> _GOAL_
Could you output each line of the data that follows exactly?

> _DATA SUPPLIED_
================

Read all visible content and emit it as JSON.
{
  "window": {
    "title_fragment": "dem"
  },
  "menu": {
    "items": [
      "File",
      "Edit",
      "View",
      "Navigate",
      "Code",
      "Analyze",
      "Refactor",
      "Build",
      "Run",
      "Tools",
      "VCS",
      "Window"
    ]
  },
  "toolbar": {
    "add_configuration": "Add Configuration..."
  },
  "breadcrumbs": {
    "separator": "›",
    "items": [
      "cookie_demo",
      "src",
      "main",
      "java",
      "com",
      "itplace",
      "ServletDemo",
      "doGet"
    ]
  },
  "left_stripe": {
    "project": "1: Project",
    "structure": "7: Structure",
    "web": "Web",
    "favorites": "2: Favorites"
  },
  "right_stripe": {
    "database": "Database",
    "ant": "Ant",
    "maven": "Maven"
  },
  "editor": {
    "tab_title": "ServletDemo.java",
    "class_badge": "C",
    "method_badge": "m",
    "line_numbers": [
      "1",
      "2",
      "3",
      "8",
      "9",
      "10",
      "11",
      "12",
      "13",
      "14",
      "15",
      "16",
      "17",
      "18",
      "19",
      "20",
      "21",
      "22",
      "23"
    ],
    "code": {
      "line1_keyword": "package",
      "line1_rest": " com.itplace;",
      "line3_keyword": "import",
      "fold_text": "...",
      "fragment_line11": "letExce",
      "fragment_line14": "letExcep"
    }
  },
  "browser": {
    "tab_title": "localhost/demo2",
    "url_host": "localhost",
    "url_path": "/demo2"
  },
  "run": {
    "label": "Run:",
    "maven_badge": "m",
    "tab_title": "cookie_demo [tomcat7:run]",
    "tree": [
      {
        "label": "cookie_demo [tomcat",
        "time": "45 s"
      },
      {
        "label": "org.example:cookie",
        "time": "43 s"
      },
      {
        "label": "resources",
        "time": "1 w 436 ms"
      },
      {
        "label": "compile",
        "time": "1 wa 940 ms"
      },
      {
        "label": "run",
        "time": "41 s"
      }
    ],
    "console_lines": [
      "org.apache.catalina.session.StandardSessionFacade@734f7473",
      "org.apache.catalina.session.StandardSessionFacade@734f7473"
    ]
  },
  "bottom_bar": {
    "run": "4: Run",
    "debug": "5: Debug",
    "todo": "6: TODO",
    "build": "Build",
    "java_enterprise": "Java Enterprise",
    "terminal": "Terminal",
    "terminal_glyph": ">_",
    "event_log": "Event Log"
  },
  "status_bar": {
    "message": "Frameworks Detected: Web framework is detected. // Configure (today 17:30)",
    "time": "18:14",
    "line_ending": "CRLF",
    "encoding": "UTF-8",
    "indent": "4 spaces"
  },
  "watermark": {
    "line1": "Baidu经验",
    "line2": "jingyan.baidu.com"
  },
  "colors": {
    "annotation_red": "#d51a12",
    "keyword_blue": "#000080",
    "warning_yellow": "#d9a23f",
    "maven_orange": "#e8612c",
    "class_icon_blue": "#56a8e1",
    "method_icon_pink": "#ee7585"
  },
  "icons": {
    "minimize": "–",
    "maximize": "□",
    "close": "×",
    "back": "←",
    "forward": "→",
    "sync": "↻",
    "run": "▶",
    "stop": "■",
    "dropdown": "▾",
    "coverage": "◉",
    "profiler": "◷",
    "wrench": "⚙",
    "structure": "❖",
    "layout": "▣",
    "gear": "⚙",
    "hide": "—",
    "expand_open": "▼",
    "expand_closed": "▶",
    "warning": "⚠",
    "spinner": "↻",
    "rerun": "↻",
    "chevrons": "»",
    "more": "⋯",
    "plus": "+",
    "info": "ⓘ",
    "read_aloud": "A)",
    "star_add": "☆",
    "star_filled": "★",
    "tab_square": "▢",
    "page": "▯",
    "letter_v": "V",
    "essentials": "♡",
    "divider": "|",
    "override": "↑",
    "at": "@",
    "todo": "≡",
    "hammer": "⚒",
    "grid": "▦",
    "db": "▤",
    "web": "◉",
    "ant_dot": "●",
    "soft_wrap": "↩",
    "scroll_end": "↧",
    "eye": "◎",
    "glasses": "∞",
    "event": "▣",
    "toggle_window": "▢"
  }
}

================

> _THE COMPLETED TASK_
Read all visible content and emit it as JSON.
{
  "window": {
    "title_fragment": "dem"
  },
  "menu": {
    "items": [
      "File",
      "Edit",
      "View",
      "Navigate",
      "Code",
      "Analyze",
      "Refactor",
      "Build",
      "Run",
      "Tools",
      "VCS",
      "Window"
    ]
  },
  "toolbar": {
    "add_configuration": "Add Configuration..."
  },
  "breadcrumbs": {
    "separator": "›",
    "items": [
      "cookie_demo",
      "src",
      "main",
      "java",
      "com",
      "itplace",
      "ServletDemo",
      "doGet"
    ]
  },
  "left_stripe": {
    "project": "1: Project",
    "structure": "7: Structure",
    "web": "Web",
    "favorites": "2: Favorites"
  },
  "right_stripe": {
    "database": "Database",
    "ant": "Ant",
    "maven": "Maven"
  },
  "editor": {
    "tab_title": "ServletDemo.java",
    "class_badge": "C",
    "method_badge": "m",
    "line_numbers": [
      "1",
      "2",
      "3",
      "8",
      "9",
      "10",
      "11",
      "12",
      "13",
      "14",
      "15",
      "16",
      "17",
      "18",
      "19",
      "20",
      "21",
      "22",
      "23"
    ],
    "code": {
      "line1_keyword": "package",
      "line1_rest": " com.itplace;",
      "line3_keyword": "import",
      "fold_text": "...",
      "fragment_line11": "letExce",
      "fragment_line14": "letExcep"
    }
  },
  "browser": {
    "tab_title": "localhost/demo2",
    "url_host": "localhost",
    "url_path": "/demo2"
  },
  "run": {
    "label": "Run:",
    "maven_badge": "m",
    "tab_title": "cookie_demo [tomcat7:run]",
    "tree": [
      {
        "label": "cookie_demo [tomcat",
        "time": "45 s"
      },
      {
        "label": "org.example:cookie",
        "time": "43 s"
      },
      {
        "label": "resources",
        "time": "1 w 436 ms"
      },
      {
        "label": "compile",
        "time": "1 wa 940 ms"
      },
      {
        "label": "run",
        "time": "41 s"
      }
    ],
    "console_lines": [
      "org.apache.catalina.session.StandardSessionFacade@734f7473",
      "org.apache.catalina.session.StandardSessionFacade@734f7473"
    ]
  },
  "bottom_bar": {
    "run": "4: Run",
    "debug": "5: Debug",
    "todo": "6: TODO",
    "build": "Build",
    "java_enterprise": "Java Enterprise",
    "terminal": "Terminal",
    "terminal_glyph": ">_",
    "event_log": "Event Log"
  },
  "status_bar": {
    "message": "Frameworks Detected: Web framework is detected. // Configure (today 17:30)",
    "time": "18:14",
    "line_ending": "CRLF",
    "encoding": "UTF-8",
    "indent": "4 spaces"
  },
  "watermark": {
    "line1": "Baidu经验",
    "line2": "jingyan.baidu.com"
  },
  "colors": {
    "annotation_red": "#d51a12",
    "keyword_blue": "#000080",
    "warning_yellow": "#d9a23f",
    "maven_orange": "#e8612c",
    "class_icon_blue": "#56a8e1",
    "method_icon_pink": "#ee7585"
  },
  "icons": {
    "minimize": "–",
    "maximize": "□",
    "close": "×",
    "back": "←",
    "forward": "→",
    "sync": "↻",
    "run": "▶",
    "stop": "■",
    "dropdown": "▾",
    "coverage": "◉",
    "profiler": "◷",
    "wrench": "⚙",
    "structure": "❖",
    "layout": "▣",
    "gear": "⚙",
    "hide": "—",
    "expand_open": "▼",
    "expand_closed": "▶",
    "warning": "⚠",
    "spinner": "↻",
    "rerun": "↻",
    "chevrons": "»",
    "more": "⋯",
    "plus": "+",
    "info": "ⓘ",
    "read_aloud": "A)",
    "star_add": "☆",
    "star_filled": "★",
    "tab_square": "▢",
    "page": "▯",
    "letter_v": "V",
    "essentials": "♡",
    "divider": "|",
    "override": "↑",
    "at": "@",
    "todo": "≡",
    "hammer": "⚒",
    "grid": "▦",
    "db": "▤",
    "web": "◉",
    "ant_dot": "●",
    "soft_wrap": "↩",
    "scroll_end": "↧",
    "eye": "◎",
    "glasses": "∞",
    "event": "▣",
    "toggle_window": "▢"
  }
}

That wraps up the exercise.